> Short problem: Pick out all lines in the listing holding the string "subtitle" and copy them.

** Start of Information given **

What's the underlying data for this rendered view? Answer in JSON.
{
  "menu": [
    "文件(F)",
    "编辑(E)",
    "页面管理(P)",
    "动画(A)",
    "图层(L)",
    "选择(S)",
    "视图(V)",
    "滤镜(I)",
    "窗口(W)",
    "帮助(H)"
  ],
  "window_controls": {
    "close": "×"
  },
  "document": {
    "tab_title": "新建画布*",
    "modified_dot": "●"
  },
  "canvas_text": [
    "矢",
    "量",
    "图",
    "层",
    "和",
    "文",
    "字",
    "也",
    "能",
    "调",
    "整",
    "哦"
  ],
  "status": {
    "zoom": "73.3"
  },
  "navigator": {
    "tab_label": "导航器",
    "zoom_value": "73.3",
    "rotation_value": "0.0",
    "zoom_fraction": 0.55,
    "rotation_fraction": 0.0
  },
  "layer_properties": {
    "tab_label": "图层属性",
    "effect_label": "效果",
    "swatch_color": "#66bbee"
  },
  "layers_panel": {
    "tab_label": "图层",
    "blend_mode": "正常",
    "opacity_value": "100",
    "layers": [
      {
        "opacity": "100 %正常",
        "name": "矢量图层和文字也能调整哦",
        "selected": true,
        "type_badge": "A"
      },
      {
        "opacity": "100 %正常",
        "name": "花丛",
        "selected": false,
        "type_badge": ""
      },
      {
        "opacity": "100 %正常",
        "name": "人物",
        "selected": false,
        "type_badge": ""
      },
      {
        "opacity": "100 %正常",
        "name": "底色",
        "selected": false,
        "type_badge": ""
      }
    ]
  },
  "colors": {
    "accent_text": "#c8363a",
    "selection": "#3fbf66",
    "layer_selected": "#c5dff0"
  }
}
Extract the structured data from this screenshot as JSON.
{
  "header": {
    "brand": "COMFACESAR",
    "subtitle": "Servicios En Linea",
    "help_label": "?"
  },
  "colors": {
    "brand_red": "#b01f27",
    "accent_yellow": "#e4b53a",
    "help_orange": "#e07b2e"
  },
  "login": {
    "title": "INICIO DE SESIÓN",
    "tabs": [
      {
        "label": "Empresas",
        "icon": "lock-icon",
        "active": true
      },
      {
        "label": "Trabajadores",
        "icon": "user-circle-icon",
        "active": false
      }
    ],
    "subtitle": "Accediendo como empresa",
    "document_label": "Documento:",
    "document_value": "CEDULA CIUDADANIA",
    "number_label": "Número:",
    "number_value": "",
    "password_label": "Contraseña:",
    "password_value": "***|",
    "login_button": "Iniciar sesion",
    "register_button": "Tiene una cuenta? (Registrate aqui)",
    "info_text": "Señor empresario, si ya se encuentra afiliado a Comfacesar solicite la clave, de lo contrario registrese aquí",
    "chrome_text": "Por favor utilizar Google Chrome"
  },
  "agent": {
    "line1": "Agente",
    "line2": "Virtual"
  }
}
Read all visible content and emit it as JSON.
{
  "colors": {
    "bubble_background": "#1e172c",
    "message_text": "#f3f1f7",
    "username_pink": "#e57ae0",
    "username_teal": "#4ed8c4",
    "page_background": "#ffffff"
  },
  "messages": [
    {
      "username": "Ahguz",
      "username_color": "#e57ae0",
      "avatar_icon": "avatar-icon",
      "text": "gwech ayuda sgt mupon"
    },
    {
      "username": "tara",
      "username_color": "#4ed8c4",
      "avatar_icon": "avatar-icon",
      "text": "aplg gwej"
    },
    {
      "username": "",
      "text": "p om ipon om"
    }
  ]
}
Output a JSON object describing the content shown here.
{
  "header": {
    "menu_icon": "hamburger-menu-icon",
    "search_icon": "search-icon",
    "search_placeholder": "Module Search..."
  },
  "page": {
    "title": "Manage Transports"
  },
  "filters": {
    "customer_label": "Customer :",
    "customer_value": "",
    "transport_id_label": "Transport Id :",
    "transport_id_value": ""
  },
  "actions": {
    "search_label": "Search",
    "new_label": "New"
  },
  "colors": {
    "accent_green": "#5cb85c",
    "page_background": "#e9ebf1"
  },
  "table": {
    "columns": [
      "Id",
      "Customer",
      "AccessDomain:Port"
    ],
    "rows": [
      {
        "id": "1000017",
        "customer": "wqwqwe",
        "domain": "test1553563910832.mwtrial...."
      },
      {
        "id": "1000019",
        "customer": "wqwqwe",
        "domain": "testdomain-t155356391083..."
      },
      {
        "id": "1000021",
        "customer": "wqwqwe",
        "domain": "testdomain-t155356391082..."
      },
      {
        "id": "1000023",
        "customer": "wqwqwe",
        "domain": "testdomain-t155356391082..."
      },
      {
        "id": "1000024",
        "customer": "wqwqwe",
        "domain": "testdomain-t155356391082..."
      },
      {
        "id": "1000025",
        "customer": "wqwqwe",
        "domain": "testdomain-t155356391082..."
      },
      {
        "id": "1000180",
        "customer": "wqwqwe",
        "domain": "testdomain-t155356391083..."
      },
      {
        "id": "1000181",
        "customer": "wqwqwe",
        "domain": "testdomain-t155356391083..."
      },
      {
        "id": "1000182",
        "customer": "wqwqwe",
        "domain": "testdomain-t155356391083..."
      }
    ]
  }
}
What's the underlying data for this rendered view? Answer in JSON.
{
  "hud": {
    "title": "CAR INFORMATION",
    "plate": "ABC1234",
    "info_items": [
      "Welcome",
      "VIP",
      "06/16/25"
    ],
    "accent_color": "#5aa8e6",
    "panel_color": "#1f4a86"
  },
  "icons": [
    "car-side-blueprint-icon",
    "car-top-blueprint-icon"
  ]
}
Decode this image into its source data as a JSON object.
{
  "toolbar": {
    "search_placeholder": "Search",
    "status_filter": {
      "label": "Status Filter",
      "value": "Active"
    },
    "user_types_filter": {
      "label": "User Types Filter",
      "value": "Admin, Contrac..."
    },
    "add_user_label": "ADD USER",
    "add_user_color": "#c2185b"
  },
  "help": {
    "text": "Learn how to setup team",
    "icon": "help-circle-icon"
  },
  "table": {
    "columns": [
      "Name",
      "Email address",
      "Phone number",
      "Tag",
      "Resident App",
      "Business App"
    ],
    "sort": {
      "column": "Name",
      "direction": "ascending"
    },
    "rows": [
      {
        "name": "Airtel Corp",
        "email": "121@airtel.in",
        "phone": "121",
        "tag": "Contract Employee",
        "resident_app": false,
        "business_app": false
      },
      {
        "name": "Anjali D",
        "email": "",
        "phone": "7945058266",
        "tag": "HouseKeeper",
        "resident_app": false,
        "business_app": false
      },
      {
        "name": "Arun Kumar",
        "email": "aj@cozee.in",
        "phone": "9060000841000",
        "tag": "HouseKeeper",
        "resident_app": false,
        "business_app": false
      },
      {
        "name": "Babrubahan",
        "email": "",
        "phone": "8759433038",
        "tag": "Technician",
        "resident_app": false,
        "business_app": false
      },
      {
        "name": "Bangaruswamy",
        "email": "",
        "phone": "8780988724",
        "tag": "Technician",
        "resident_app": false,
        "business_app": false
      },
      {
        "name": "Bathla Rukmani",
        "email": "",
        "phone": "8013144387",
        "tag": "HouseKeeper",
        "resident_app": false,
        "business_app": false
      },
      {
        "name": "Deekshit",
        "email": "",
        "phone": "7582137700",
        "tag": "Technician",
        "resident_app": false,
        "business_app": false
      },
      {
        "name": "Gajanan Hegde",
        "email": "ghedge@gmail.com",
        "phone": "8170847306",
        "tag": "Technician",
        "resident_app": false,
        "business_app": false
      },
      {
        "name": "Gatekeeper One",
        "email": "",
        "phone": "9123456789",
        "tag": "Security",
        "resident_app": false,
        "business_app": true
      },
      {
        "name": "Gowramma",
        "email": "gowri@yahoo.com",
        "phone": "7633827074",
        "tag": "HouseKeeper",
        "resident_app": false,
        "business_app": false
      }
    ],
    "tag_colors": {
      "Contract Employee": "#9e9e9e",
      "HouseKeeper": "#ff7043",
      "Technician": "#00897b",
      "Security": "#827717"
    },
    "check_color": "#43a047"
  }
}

** End of Information given **

> Result of the exercise:
    "subtitle": "Servicios En Linea",
    "subtitle": "Accediendo como empresa",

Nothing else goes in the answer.